> _Dataset items_
....................

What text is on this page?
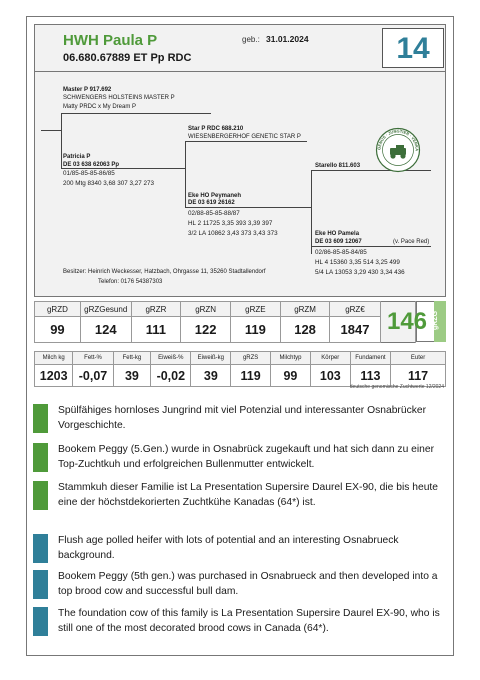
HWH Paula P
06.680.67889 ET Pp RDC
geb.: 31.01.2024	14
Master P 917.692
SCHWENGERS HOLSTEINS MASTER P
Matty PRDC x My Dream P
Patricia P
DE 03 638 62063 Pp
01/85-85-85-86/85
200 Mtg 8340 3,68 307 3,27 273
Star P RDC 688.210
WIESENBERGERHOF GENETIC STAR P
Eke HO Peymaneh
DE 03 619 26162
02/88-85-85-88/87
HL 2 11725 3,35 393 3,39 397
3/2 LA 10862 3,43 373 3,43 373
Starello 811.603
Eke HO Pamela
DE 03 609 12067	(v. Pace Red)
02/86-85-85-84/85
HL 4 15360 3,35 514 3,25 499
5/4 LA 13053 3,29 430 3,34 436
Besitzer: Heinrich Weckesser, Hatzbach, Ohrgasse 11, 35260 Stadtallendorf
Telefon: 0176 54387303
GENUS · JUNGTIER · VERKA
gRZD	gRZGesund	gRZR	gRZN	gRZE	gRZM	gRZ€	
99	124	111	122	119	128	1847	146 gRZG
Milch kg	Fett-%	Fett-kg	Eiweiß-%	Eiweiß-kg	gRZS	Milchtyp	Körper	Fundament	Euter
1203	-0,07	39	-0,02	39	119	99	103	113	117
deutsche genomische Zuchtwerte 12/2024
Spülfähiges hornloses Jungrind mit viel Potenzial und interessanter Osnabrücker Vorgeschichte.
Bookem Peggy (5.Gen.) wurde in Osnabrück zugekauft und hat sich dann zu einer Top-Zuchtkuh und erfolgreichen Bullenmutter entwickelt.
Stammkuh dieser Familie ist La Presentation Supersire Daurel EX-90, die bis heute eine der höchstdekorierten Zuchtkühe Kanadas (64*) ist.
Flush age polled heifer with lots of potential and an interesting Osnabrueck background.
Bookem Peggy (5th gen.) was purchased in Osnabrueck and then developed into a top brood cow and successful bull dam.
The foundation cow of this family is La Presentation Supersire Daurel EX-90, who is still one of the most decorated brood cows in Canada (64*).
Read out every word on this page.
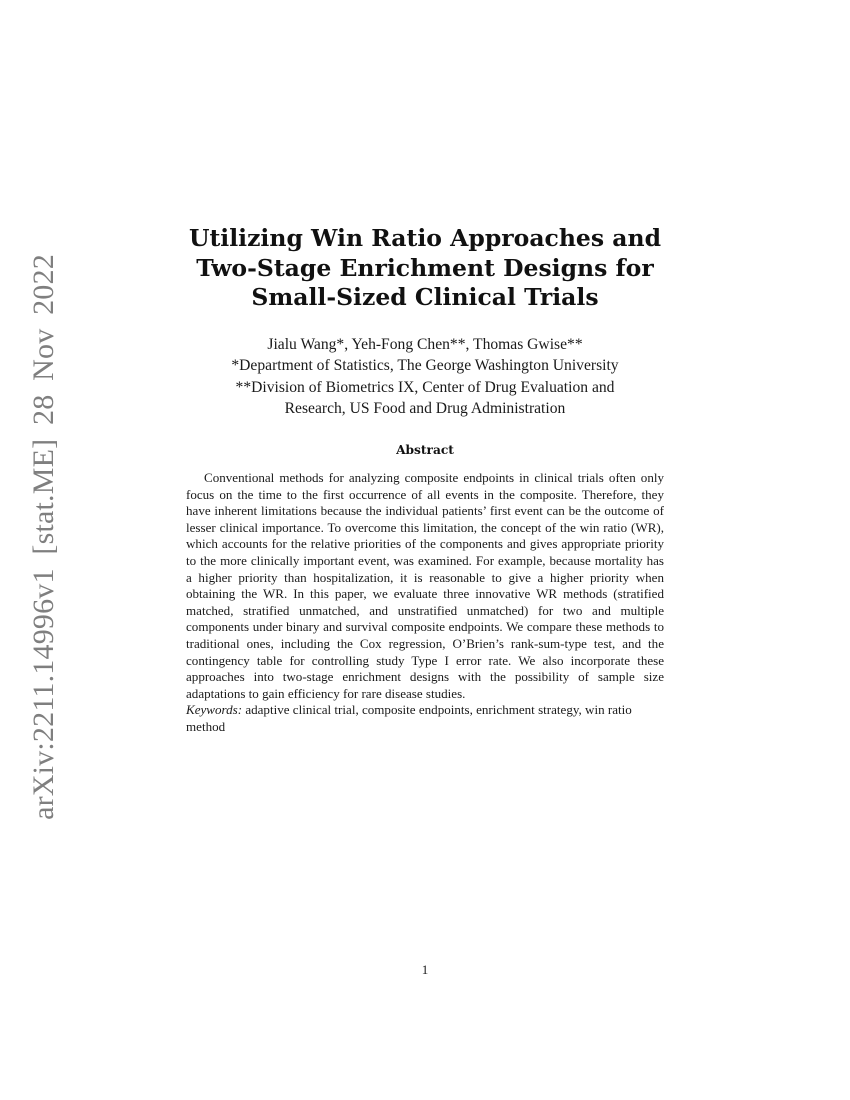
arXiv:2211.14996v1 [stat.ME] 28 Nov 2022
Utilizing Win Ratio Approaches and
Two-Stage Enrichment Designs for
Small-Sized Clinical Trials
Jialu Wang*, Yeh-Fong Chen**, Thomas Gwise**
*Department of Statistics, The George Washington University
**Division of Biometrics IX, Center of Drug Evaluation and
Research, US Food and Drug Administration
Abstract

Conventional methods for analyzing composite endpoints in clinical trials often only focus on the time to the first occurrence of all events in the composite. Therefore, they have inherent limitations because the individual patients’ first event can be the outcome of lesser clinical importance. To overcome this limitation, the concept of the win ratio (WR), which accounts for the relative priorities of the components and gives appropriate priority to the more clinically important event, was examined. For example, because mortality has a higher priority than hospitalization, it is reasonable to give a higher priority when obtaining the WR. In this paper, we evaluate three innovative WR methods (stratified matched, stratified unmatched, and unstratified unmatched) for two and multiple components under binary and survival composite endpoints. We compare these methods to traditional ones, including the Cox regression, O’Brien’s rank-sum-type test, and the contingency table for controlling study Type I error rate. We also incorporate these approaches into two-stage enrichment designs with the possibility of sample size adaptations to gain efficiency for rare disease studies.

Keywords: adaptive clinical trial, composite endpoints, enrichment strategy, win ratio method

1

....................

> _TRY IT_
The data above should be restated exactly, with its images dropped.

> _RESULT_
What text is on this page?
HWH Paula P
06.680.67889 ET Pp RDC
geb.: 31.01.2024	14
Master P 917.692
SCHWENGERS HOLSTEINS MASTER P
Matty PRDC x My Dream P
Patricia P
DE 03 638 62063 Pp
01/85-85-85-86/85
200 Mtg 8340 3,68 307 3,27 273
Star P RDC 688.210
WIESENBERGERHOF GENETIC STAR P
Eke HO Peymaneh
DE 03 619 26162
02/88-85-85-88/87
HL 2 11725 3,35 393 3,39 397
3/2 LA 10862 3,43 373 3,43 373
Starello 811.603
Eke HO Pamela
DE 03 609 12067	(v. Pace Red)
02/86-85-85-84/85
HL 4 15360 3,35 514 3,25 499
5/4 LA 13053 3,29 430 3,34 436
Besitzer: Heinrich Weckesser, Hatzbach, Ohrgasse 11, 35260 Stadtallendorf
Telefon: 0176 54387303
GENUS · JUNGTIER · VERKA
gRZD	gRZGesund	gRZR	gRZN	gRZE	gRZM	gRZ€	
99	124	111	122	119	128	1847	146 gRZG
Milch kg	Fett-%	Fett-kg	Eiweiß-%	Eiweiß-kg	gRZS	Milchtyp	Körper	Fundament	Euter
1203	-0,07	39	-0,02	39	119	99	103	113	117
deutsche genomische Zuchtwerte 12/2024
Spülfähiges hornloses Jungrind mit viel Potenzial und interessanter Osnabrücker Vorgeschichte.
Bookem Peggy (5.Gen.) wurde in Osnabrück zugekauft und hat sich dann zu einer Top-Zuchtkuh und erfolgreichen Bullenmutter entwickelt.
Stammkuh dieser Familie ist La Presentation Supersire Daurel EX-90, die bis heute eine der höchstdekorierten Zuchtkühe Kanadas (64*) ist.
Flush age polled heifer with lots of potential and an interesting Osnabrueck background.
Bookem Peggy (5th gen.) was purchased in Osnabrueck and then developed into a top brood cow and successful bull dam.
The foundation cow of this family is La Presentation Supersire Daurel EX-90, who is still one of the most decorated brood cows in Canada (64*).
Read out every word on this page.
arXiv:2211.14996v1 [stat.ME] 28 Nov 2022
Utilizing Win Ratio Approaches and
Two-Stage Enrichment Designs for
Small-Sized Clinical Trials
Jialu Wang*, Yeh-Fong Chen**, Thomas Gwise**
*Department of Statistics, The George Washington University
**Division of Biometrics IX, Center of Drug Evaluation and
Research, US Food and Drug Administration
Abstract

Conventional methods for analyzing composite endpoints in clinical trials often only focus on the time to the first occurrence of all events in the composite. Therefore, they have inherent limitations because the individual patients’ first event can be the outcome of lesser clinical importance. To overcome this limitation, the concept of the win ratio (WR), which accounts for the relative priorities of the components and gives appropriate priority to the more clinically important event, was examined. For example, because mortality has a higher priority than hospitalization, it is reasonable to give a higher priority when obtaining the WR. In this paper, we evaluate three innovative WR methods (stratified matched, stratified unmatched, and unstratified unmatched) for two and multiple components under binary and survival composite endpoints. We compare these methods to traditional ones, including the Cox regression, O’Brien’s rank-sum-type test, and the contingency table for controlling study Type I error rate. We also incorporate these approaches into two-stage enrichment designs with the possibility of sample size adaptations to gain efficiency for rare disease studies.

Keywords: adaptive clinical trial, composite endpoints, enrichment strategy, win ratio method

1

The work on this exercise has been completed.